=== Records from a collection of figures ===
*****
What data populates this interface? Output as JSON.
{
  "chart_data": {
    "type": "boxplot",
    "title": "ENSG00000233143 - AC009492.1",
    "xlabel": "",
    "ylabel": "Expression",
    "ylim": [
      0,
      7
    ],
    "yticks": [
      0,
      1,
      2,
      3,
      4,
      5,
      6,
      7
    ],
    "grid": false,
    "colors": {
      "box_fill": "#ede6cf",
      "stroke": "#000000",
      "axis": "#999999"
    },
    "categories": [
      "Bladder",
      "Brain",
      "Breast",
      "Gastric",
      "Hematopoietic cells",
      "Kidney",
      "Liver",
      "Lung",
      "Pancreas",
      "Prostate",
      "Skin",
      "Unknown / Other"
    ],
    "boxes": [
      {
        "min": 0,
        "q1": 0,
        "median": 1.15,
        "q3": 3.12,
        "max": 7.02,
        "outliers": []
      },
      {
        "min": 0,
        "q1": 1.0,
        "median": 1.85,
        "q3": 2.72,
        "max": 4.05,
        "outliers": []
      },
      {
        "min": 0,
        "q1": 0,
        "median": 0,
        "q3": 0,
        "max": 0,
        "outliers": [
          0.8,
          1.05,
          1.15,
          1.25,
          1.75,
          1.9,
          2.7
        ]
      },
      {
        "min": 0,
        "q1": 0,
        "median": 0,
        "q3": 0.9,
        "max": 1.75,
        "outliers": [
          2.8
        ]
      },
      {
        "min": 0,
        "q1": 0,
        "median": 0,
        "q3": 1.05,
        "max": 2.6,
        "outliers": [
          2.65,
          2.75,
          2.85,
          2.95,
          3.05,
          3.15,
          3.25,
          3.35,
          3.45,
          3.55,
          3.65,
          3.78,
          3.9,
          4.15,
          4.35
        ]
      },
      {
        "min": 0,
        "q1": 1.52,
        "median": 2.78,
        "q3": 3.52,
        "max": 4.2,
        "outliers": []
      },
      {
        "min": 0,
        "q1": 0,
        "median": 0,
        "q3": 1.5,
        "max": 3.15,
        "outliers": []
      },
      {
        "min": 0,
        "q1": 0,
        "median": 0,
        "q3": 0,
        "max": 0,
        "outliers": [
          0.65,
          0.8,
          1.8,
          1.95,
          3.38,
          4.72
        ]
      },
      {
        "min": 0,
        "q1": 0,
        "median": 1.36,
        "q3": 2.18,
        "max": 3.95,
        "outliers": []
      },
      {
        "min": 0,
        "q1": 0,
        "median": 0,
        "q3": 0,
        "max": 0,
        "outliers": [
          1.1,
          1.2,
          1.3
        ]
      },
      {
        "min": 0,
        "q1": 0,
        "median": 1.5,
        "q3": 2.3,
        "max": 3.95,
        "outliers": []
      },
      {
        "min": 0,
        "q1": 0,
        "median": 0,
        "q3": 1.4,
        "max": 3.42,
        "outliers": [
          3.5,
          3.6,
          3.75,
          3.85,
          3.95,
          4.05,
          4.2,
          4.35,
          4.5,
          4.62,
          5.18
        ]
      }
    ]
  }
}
*****
=== Exercise instructions ===
All of the entries above should be transcribed exactly, line for line.

=== Answer below ===
What data populates this interface? Output as JSON.
{
  "chart_data": {
    "type": "boxplot",
    "title": "ENSG00000233143 - AC009492.1",
    "xlabel": "",
    "ylabel": "Expression",
    "ylim": [
      0,
      7
    ],
    "yticks": [
      0,
      1,
      2,
      3,
      4,
      5,
      6,
      7
    ],
    "grid": false,
    "colors": {
      "box_fill": "#ede6cf",
      "stroke": "#000000",
      "axis": "#999999"
    },
    "categories": [
      "Bladder",
      "Brain",
      "Breast",
      "Gastric",
      "Hematopoietic cells",
      "Kidney",
      "Liver",
      "Lung",
      "Pancreas",
      "Prostate",
      "Skin",
      "Unknown / Other"
    ],
    "boxes": [
      {
        "min": 0,
        "q1": 0,
        "median": 1.15,
        "q3": 3.12,
        "max": 7.02,
        "outliers": []
      },
      {
        "min": 0,
        "q1": 1.0,
        "median": 1.85,
        "q3": 2.72,
        "max": 4.05,
        "outliers": []
      },
      {
        "min": 0,
        "q1": 0,
        "median": 0,
        "q3": 0,
        "max": 0,
        "outliers": [
          0.8,
          1.05,
          1.15,
          1.25,
          1.75,
          1.9,
          2.7
        ]
      },
      {
        "min": 0,
        "q1": 0,
        "median": 0,
        "q3": 0.9,
        "max": 1.75,
        "outliers": [
          2.8
        ]
      },
      {
        "min": 0,
        "q1": 0,
        "median": 0,
        "q3": 1.05,
        "max": 2.6,
        "outliers": [
          2.65,
          2.75,
          2.85,
          2.95,
          3.05,
          3.15,
          3.25,
          3.35,
          3.45,
          3.55,
          3.65,
          3.78,
          3.9,
          4.15,
          4.35
        ]
      },
      {
        "min": 0,
        "q1": 1.52,
        "median": 2.78,
        "q3": 3.52,
        "max": 4.2,
        "outliers": []
      },
      {
        "min": 0,
        "q1": 0,
        "median": 0,
        "q3": 1.5,
        "max": 3.15,
        "outliers": []
      },
      {
        "min": 0,
        "q1": 0,
        "median": 0,
        "q3": 0,
        "max": 0,
        "outliers": [
          0.65,
          0.8,
          1.8,
          1.95,
          3.38,
          4.72
        ]
      },
      {
        "min": 0,
        "q1": 0,
        "median": 1.36,
        "q3": 2.18,
        "max": 3.95,
        "outliers": []
      },
      {
        "min": 0,
        "q1": 0,
        "median": 0,
        "q3": 0,
        "max": 0,
        "outliers": [
          1.1,
          1.2,
          1.3
        ]
      },
      {
        "min": 0,
        "q1": 0,
        "median": 1.5,
        "q3": 2.3,
        "max": 3.95,
        "outliers": []
      },
      {
        "min": 0,
        "q1": 0,
        "median": 0,
        "q3": 1.4,
        "max": 3.42,
        "outliers": [
          3.5,
          3.6,
          3.75,
          3.85,
          3.95,
          4.05,
          4.2,
          4.35,
          4.5,
          4.62,
          5.18
        ]
      }
    ]
  }
}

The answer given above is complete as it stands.